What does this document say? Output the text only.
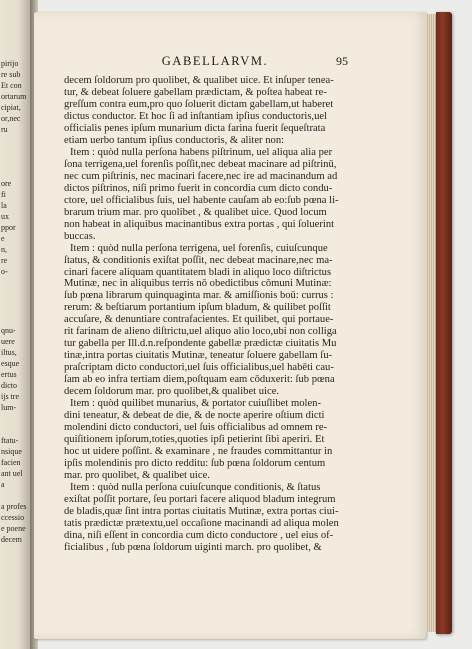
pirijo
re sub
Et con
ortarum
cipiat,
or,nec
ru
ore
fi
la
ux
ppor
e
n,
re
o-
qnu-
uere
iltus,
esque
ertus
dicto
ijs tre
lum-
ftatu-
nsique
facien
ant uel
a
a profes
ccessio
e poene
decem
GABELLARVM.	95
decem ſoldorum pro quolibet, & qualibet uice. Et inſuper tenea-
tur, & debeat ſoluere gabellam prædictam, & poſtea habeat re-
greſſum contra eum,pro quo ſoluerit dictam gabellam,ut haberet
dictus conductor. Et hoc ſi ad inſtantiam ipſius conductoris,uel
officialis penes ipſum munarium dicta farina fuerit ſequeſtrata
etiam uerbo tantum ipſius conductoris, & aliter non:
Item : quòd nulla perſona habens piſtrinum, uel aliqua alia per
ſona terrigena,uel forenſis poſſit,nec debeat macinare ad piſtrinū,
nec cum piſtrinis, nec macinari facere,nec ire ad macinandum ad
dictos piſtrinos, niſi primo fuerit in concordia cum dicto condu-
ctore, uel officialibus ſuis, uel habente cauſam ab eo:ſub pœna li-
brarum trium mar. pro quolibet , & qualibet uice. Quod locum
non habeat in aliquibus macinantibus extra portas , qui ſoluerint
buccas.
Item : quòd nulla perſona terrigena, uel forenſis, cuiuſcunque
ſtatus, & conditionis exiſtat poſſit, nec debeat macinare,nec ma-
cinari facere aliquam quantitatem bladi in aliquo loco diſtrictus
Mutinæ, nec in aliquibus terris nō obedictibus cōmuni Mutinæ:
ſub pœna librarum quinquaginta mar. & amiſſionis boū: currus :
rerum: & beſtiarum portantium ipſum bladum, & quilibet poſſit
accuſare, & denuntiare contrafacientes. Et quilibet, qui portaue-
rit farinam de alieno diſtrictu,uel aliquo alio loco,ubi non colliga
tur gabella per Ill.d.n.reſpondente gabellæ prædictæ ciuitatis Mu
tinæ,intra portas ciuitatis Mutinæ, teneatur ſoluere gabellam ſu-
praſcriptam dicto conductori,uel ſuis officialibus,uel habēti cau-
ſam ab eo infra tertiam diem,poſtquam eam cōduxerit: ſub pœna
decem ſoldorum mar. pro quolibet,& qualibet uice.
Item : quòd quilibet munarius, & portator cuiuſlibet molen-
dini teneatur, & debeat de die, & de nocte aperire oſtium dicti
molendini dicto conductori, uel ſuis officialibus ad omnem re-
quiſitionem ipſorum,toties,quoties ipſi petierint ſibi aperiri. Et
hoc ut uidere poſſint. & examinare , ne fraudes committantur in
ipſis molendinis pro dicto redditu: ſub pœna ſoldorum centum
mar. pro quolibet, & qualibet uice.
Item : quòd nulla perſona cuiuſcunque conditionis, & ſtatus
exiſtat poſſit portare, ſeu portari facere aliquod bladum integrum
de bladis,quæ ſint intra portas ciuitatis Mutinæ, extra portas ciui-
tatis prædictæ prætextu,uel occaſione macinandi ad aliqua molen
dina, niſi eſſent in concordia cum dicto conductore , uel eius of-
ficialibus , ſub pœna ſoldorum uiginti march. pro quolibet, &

● ● ● ●

SHORT EXERCISE:
Write the listing above out again exactly, dropping each image.

THE RESPONSE:
What does this document say? Output the text only.
pirijo
re sub
Et con
ortarum
cipiat,
or,nec
ru
ore
fi
la
ux
ppor
e
n,
re
o-
qnu-
uere
iltus,
esque
ertus
dicto
ijs tre
lum-
ftatu-
nsique
facien
ant uel
a
a profes
ccessio
e poene
decem
GABELLARVM.	95
decem ſoldorum pro quolibet, & qualibet uice. Et inſuper tenea-
tur, & debeat ſoluere gabellam prædictam, & poſtea habeat re-
greſſum contra eum,pro quo ſoluerit dictam gabellam,ut haberet
dictus conductor. Et hoc ſi ad inſtantiam ipſius conductoris,uel
officialis penes ipſum munarium dicta farina fuerit ſequeſtrata
etiam uerbo tantum ipſius conductoris, & aliter non:
Item : quòd nulla perſona habens piſtrinum, uel aliqua alia per
ſona terrigena,uel forenſis poſſit,nec debeat macinare ad piſtrinū,
nec cum piſtrinis, nec macinari facere,nec ire ad macinandum ad
dictos piſtrinos, niſi primo fuerit in concordia cum dicto condu-
ctore, uel officialibus ſuis, uel habente cauſam ab eo:ſub pœna li-
brarum trium mar. pro quolibet , & qualibet uice. Quod locum
non habeat in aliquibus macinantibus extra portas , qui ſoluerint
buccas.
Item : quòd nulla perſona terrigena, uel forenſis, cuiuſcunque
ſtatus, & conditionis exiſtat poſſit, nec debeat macinare,nec ma-
cinari facere aliquam quantitatem bladi in aliquo loco diſtrictus
Mutinæ, nec in aliquibus terris nō obedictibus cōmuni Mutinæ:
ſub pœna librarum quinquaginta mar. & amiſſionis boū: currus :
rerum: & beſtiarum portantium ipſum bladum, & quilibet poſſit
accuſare, & denuntiare contrafacientes. Et quilibet, qui portaue-
rit farinam de alieno diſtrictu,uel aliquo alio loco,ubi non colliga
tur gabella per Ill.d.n.reſpondente gabellæ prædictæ ciuitatis Mu
tinæ,intra portas ciuitatis Mutinæ, teneatur ſoluere gabellam ſu-
praſcriptam dicto conductori,uel ſuis officialibus,uel habēti cau-
ſam ab eo infra tertiam diem,poſtquam eam cōduxerit: ſub pœna
decem ſoldorum mar. pro quolibet,& qualibet uice.
Item : quòd quilibet munarius, & portator cuiuſlibet molen-
dini teneatur, & debeat de die, & de nocte aperire oſtium dicti
molendini dicto conductori, uel ſuis officialibus ad omnem re-
quiſitionem ipſorum,toties,quoties ipſi petierint ſibi aperiri. Et
hoc ut uidere poſſint. & examinare , ne fraudes committantur in
ipſis molendinis pro dicto redditu: ſub pœna ſoldorum centum
mar. pro quolibet, & qualibet uice.
Item : quòd nulla perſona cuiuſcunque conditionis, & ſtatus
exiſtat poſſit portare, ſeu portari facere aliquod bladum integrum
de bladis,quæ ſint intra portas ciuitatis Mutinæ, extra portas ciui-
tatis prædictæ prætextu,uel occaſione macinandi ad aliqua molen
dina, niſi eſſent in concordia cum dicto conductore , uel eius of-
ficialibus , ſub pœna ſoldorum uiginti march. pro quolibet, &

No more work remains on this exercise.